[Stored items from a collection]
---

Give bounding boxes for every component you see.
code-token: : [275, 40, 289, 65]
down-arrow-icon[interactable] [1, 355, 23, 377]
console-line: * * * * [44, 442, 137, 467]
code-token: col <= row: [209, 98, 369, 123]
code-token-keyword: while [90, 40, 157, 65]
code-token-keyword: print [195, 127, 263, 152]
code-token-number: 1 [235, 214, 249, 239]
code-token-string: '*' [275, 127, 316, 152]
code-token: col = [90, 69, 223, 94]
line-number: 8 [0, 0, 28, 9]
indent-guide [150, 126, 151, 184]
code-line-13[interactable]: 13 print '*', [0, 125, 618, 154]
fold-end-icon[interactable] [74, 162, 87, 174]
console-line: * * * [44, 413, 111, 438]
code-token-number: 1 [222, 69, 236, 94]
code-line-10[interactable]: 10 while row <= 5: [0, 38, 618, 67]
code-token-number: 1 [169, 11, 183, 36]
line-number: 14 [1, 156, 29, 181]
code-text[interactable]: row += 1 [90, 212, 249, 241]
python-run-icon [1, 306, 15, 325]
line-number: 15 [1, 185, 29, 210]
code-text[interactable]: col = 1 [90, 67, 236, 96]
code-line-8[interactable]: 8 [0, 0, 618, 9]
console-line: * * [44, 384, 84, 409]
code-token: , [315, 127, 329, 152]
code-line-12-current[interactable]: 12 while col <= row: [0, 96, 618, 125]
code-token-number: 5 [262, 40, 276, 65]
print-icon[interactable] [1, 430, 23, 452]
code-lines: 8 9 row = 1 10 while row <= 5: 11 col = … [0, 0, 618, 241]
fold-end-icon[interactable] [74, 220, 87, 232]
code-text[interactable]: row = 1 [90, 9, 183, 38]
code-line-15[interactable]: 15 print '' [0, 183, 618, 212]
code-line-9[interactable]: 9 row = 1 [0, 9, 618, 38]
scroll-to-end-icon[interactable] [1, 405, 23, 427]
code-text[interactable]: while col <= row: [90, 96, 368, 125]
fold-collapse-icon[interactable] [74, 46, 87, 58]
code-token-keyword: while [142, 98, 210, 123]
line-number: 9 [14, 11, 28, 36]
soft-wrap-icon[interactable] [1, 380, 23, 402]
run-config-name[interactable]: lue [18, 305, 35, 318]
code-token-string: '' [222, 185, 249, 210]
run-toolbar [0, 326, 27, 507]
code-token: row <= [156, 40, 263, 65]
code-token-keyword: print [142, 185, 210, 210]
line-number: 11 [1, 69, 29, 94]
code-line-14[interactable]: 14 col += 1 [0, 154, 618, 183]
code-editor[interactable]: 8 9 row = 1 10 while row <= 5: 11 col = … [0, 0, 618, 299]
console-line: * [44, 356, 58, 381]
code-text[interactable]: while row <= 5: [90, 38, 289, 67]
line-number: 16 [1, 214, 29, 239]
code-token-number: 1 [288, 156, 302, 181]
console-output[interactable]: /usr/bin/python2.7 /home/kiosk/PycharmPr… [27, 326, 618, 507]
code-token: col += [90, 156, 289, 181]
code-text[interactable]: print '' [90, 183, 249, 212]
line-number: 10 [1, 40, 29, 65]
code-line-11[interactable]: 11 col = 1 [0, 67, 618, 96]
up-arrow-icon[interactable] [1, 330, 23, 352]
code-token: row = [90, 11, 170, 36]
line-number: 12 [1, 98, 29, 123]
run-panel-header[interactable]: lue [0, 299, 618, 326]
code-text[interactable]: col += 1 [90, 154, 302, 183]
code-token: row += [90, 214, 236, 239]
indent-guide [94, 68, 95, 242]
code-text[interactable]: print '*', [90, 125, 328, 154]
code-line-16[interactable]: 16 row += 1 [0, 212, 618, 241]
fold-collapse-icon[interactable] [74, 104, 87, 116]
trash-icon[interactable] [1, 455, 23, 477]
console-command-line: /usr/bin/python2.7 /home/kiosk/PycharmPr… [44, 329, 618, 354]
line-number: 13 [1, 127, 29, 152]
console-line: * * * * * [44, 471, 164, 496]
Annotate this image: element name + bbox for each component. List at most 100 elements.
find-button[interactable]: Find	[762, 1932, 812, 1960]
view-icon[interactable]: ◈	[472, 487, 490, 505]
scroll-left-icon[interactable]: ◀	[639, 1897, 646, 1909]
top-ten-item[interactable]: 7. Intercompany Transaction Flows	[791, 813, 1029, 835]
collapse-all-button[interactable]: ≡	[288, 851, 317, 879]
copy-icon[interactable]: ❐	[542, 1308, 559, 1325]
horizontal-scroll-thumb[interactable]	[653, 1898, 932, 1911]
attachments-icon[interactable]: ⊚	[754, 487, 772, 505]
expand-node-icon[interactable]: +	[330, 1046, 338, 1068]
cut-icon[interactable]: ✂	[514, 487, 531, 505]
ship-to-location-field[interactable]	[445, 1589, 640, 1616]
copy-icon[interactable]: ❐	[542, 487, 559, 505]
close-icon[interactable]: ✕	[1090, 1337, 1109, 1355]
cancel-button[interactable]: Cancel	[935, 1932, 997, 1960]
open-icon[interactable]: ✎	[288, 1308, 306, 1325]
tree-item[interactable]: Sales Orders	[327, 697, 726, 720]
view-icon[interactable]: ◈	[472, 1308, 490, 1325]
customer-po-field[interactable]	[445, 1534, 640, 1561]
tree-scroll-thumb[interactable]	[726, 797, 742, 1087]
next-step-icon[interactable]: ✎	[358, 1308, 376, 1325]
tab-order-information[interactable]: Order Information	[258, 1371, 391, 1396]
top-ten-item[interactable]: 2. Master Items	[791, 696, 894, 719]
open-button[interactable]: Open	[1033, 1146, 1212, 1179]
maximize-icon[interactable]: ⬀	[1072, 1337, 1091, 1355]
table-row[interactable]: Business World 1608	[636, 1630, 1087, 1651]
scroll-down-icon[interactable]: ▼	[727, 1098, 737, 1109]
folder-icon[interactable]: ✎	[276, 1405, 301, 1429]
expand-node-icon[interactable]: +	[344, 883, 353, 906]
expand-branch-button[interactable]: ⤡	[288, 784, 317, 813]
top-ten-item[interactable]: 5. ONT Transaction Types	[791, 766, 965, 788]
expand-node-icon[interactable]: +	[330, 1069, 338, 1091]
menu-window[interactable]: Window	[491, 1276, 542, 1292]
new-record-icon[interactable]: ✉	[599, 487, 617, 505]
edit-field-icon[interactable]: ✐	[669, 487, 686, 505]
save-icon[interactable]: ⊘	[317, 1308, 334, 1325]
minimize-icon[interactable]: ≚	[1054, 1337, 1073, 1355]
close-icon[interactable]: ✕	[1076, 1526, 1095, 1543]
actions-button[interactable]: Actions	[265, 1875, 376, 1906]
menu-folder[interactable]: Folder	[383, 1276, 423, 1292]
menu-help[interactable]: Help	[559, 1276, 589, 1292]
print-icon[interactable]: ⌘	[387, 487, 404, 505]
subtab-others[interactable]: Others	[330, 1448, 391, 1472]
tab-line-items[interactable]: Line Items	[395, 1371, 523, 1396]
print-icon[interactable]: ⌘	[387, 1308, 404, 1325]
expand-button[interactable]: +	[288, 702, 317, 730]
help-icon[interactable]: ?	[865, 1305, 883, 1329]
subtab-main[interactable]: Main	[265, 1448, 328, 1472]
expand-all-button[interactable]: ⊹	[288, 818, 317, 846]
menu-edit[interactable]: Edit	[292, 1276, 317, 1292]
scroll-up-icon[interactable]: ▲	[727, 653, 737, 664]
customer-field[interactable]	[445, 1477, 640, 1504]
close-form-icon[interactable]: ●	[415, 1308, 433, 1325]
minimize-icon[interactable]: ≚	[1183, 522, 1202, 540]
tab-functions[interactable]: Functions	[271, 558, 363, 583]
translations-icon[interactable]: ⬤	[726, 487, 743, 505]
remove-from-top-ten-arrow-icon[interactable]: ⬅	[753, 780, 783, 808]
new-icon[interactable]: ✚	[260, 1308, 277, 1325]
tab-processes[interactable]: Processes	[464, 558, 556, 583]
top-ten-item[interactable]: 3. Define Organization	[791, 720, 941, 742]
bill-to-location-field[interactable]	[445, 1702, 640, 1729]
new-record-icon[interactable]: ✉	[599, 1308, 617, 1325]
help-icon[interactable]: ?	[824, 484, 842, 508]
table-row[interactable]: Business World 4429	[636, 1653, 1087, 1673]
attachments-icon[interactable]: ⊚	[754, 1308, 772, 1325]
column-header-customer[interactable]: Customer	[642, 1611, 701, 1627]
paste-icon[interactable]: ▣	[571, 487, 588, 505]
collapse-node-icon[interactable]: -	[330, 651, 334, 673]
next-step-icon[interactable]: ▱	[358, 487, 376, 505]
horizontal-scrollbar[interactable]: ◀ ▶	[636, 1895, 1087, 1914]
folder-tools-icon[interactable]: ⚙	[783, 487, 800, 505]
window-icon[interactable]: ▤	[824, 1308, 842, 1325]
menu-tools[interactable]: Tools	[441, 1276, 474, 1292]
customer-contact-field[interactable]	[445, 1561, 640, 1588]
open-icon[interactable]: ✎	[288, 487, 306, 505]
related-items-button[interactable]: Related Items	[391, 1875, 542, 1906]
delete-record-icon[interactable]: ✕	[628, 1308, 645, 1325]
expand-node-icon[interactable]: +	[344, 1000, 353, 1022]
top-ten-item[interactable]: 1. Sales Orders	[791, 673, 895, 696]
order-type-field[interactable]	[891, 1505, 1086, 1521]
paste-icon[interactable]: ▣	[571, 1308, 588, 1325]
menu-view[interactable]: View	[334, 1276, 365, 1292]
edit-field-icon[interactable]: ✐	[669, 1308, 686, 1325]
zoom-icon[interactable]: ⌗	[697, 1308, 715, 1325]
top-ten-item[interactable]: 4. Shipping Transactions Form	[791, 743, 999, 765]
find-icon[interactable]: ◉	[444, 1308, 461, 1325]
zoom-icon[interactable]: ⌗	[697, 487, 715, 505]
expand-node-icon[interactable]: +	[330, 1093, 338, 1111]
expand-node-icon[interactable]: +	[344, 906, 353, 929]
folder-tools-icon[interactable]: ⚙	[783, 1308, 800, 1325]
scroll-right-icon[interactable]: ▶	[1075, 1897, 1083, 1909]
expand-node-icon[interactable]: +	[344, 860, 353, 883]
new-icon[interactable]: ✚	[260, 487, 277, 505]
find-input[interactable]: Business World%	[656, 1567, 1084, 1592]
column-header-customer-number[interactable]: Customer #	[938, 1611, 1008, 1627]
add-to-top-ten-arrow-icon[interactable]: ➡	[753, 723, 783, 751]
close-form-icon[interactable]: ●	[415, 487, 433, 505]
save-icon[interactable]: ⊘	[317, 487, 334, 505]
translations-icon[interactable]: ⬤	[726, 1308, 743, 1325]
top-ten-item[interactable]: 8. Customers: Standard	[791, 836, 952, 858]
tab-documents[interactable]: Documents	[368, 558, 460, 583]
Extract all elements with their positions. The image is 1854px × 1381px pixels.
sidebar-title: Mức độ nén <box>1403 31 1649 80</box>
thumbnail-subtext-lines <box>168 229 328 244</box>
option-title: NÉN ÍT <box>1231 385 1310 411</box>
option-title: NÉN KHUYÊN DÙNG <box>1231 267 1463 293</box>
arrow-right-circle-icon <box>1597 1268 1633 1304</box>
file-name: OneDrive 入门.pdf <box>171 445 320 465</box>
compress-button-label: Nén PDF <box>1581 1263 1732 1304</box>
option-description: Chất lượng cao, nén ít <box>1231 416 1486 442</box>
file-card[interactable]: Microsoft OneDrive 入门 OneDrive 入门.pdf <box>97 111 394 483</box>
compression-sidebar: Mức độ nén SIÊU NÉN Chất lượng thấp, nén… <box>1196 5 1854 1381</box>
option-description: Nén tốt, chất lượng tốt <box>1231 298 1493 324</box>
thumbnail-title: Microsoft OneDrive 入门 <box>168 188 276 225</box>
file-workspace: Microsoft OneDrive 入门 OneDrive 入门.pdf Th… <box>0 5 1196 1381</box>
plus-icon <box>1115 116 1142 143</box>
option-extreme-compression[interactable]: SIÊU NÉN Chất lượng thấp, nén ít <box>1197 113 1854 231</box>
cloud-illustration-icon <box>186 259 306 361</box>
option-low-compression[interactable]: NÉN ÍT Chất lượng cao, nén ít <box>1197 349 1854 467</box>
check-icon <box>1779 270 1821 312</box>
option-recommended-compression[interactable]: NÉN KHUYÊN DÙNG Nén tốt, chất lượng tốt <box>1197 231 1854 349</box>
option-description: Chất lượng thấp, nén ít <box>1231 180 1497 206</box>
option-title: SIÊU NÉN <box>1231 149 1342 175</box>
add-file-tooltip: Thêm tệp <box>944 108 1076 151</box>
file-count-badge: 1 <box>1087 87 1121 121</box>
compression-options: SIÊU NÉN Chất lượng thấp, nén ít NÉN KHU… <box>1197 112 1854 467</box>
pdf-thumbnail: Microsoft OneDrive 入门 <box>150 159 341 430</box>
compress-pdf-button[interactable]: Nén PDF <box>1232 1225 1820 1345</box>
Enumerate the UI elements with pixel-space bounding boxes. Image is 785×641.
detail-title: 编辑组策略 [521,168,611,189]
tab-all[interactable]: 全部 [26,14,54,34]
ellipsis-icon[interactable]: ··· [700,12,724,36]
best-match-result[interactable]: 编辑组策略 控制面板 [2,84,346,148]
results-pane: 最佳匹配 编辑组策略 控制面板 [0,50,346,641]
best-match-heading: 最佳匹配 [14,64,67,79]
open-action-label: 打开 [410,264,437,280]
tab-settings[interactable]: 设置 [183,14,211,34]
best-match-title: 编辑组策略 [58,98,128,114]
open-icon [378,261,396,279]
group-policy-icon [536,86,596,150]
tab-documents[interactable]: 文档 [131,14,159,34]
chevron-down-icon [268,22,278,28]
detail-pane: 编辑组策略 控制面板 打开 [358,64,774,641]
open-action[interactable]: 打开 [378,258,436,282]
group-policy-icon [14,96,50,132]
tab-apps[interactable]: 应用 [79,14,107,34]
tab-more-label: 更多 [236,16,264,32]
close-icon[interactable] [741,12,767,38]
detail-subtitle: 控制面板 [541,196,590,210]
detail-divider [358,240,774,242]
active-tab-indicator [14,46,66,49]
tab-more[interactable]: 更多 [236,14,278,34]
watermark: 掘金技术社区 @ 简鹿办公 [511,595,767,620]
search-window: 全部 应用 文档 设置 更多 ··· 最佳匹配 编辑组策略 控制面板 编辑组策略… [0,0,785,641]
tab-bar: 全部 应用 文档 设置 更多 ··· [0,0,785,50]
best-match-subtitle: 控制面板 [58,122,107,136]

---

**Work to do**
In the rows from the start through the line containing "code-token-number: 1 [288, 156, 302, 181]", change every "console-line" to "output-line" and leave everything else as it is. Write out those lines with the edit made.

**Task answer**
Give bounding boxes for every component you see.
code-token: : [275, 40, 289, 65]
down-arrow-icon[interactable] [1, 355, 23, 377]
output-line: * * * * [44, 442, 137, 467]
code-token: col <= row: [209, 98, 369, 123]
code-token-keyword: while [90, 40, 157, 65]
code-token-keyword: print [195, 127, 263, 152]
code-token-number: 1 [235, 214, 249, 239]
code-token-string: '*' [275, 127, 316, 152]
code-token: col = [90, 69, 223, 94]
line-number: 8 [0, 0, 28, 9]
indent-guide [150, 126, 151, 184]
code-line-13[interactable]: 13 print '*', [0, 125, 618, 154]
fold-end-icon[interactable] [74, 162, 87, 174]
output-line: * * * [44, 413, 111, 438]
code-token-number: 1 [222, 69, 236, 94]
code-line-10[interactable]: 10 while row <= 5: [0, 38, 618, 67]
code-token-number: 1 [169, 11, 183, 36]
line-number: 14 [1, 156, 29, 181]
code-text[interactable]: row += 1 [90, 212, 249, 241]
python-run-icon [1, 306, 15, 325]
line-number: 15 [1, 185, 29, 210]
code-text[interactable]: col = 1 [90, 67, 236, 96]
code-line-8[interactable]: 8 [0, 0, 618, 9]
output-line: * * [44, 384, 84, 409]
code-token: , [315, 127, 329, 152]
code-line-12-current[interactable]: 12 while col <= row: [0, 96, 618, 125]
code-token-number: 5 [262, 40, 276, 65]
print-icon[interactable] [1, 430, 23, 452]
code-lines: 8 9 row = 1 10 while row <= 5: 11 col = … [0, 0, 618, 241]
fold-end-icon[interactable] [74, 220, 87, 232]
code-text[interactable]: row = 1 [90, 9, 183, 38]
code-line-15[interactable]: 15 print '' [0, 183, 618, 212]
code-line-9[interactable]: 9 row = 1 [0, 9, 618, 38]
scroll-to-end-icon[interactable] [1, 405, 23, 427]
code-text[interactable]: while col <= row: [90, 96, 368, 125]
fold-collapse-icon[interactable] [74, 46, 87, 58]
code-token-keyword: while [142, 98, 210, 123]
line-number: 9 [14, 11, 28, 36]
soft-wrap-icon[interactable] [1, 380, 23, 402]
run-config-name[interactable]: lue [18, 305, 35, 318]
code-token-string: '' [222, 185, 249, 210]
run-toolbar [0, 326, 27, 507]
code-token: row <= [156, 40, 263, 65]
code-token-keyword: print [142, 185, 210, 210]
line-number: 11 [1, 69, 29, 94]
code-line-14[interactable]: 14 col += 1 [0, 154, 618, 183]
code-editor[interactable]: 8 9 row = 1 10 while row <= 5: 11 col = … [0, 0, 618, 299]
output-line: * [44, 356, 58, 381]
code-text[interactable]: while row <= 5: [90, 38, 289, 67]
line-number: 16 [1, 214, 29, 239]
code-token-number: 1 [288, 156, 302, 181]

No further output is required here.